### SET PROBLEM
Show every line of the records below that contains the word "this".

--- BEGIN STORED DATA ---

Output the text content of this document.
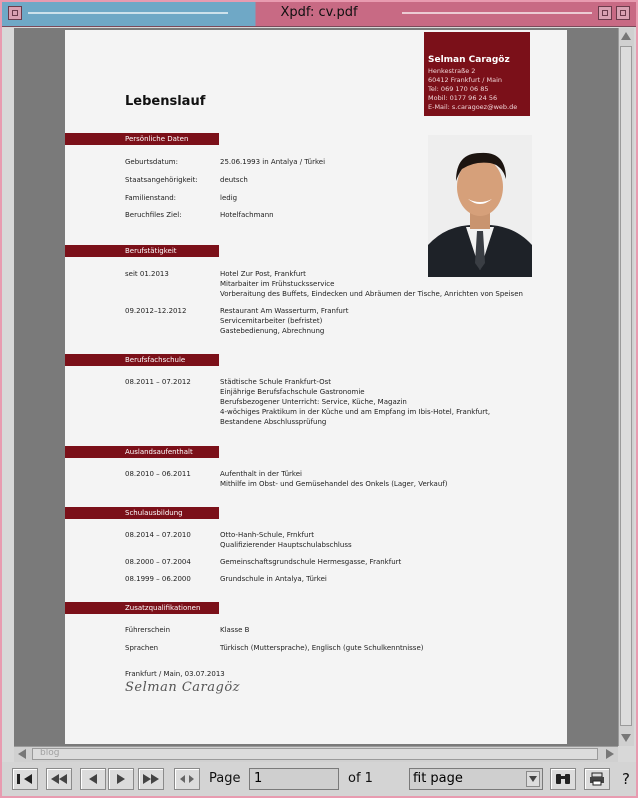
Xpdf: cv.pdf
Selman Caragöz
Henkestraße 2
60412 Frankfurt / Main
Tel: 069 170 06 85
Mobil: 0177 96 24 56
E-Mail: s.caragoez@web.de
Lebenslauf
Persönliche Daten
Geburtsdatum:	25.06.1993 in Antalya / Türkei
Staatsangehörigkeit:	deutsch
Familienstand:	ledig
Beruchfiles Ziel:	Hotelfachmann
Berufstätigkeit
seit 01.2013	Hotel Zur Post, Frankfurt
Mitarbaiter im Frühstucksservice
Vorberaitung des Buffets, Eindecken und Abräumen der Tische, Anrichten von Speisen
09.2012–12.2012	Restaurant Am Wasserturm, Franfurt
Servicemitarbeiter (befristet)
Gastebedienung, Abrechnung
Berufsfachschule
08.2011 – 07.2012	Städtische Schule Frankfurt-Ost
Einjährige Berufsfachschule Gastronomie
Berufsbezogener Unterricht: Service, Küche, Magazin
4-wöchiges Praktikum in der Küche und am Empfang im Ibis-Hotel, Frankfurt,
Bestandene Abschlussprüfung
Auslandsaufenthalt
08.2010 – 06.2011	Aufenthalt in der Türkei
Mithilfe im Obst- und Gemüsehandel des Onkels (Lager, Verkauf)
Schulausbildung
08.2014 – 07.2010	Otto-Hanh-Schule, Frnkfurt
Qualifizierender Hauptschulabschluss
08.2000 – 07.2004	Gemeinschaftsgrundschule Hermesgasse, Frankfurt
08.1999 – 06.2000	Grundschule in Antalya, Türkei
Zusatzqualifikationen
Führerschein	Klasse B
Sprachen	Türkisch (Muttersprache), Englisch (gute Schulkenntnisse)
Frankfurt / Main, 03.07.2013
Selman Caragöz
blog
Page	1	of 1	fit page	?
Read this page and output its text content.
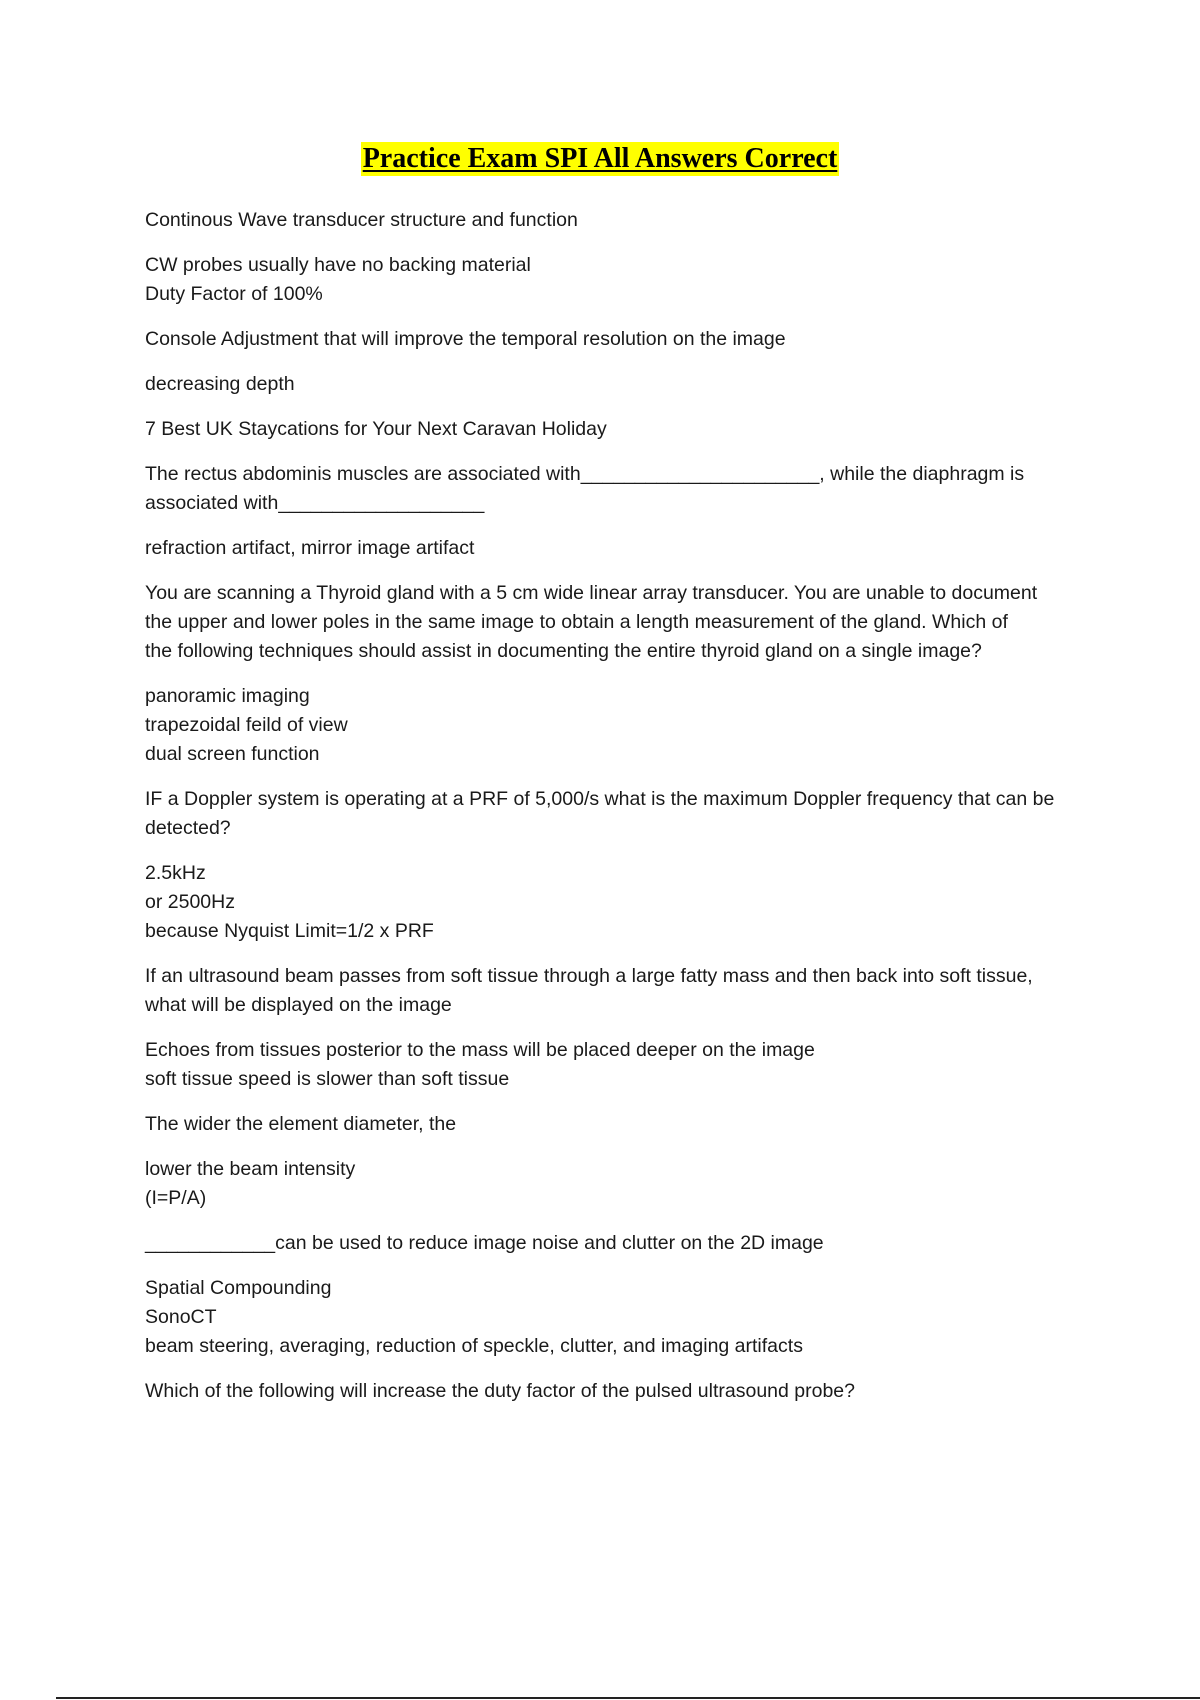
Practice Exam SPI All Answers Correct
Continous Wave transducer structure and function
CW probes usually have no backing material
Duty Factor of 100%
Console Adjustment that will improve the temporal resolution on the image
decreasing depth
7 Best UK Staycations for Your Next Caravan Holiday
The rectus abdominis muscles are associated with______________________, while the diaphragm is
associated with___________________
refraction artifact, mirror image artifact
You are scanning a Thyroid gland with a 5 cm wide linear array transducer. You are unable to document
the upper and lower poles in the same image to obtain a length measurement of the gland. Which of
the following techniques should assist in documenting the entire thyroid gland on a single image?
panoramic imaging
trapezoidal feild of view
dual screen function
IF a Doppler system is operating at a PRF of 5,000/s what is the maximum Doppler frequency that can be
detected?
2.5kHz
or 2500Hz
because Nyquist Limit=1/2 x PRF
If an ultrasound beam passes from soft tissue through a large fatty mass and then back into soft tissue,
what will be displayed on the image
Echoes from tissues posterior to the mass will be placed deeper on the image
soft tissue speed is slower than soft tissue
The wider the element diameter, the
lower the beam intensity
(I=P/A)
____________can be used to reduce image noise and clutter on the 2D image
Spatial Compounding
SonoCT
beam steering, averaging, reduction of speckle, clutter, and imaging artifacts
Which of the following will increase the duty factor of the pulsed ultrasound probe?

--- END STORED DATA ---

### EXERCISE RESULT
Output the text content of this document.
Read this page and output its text content.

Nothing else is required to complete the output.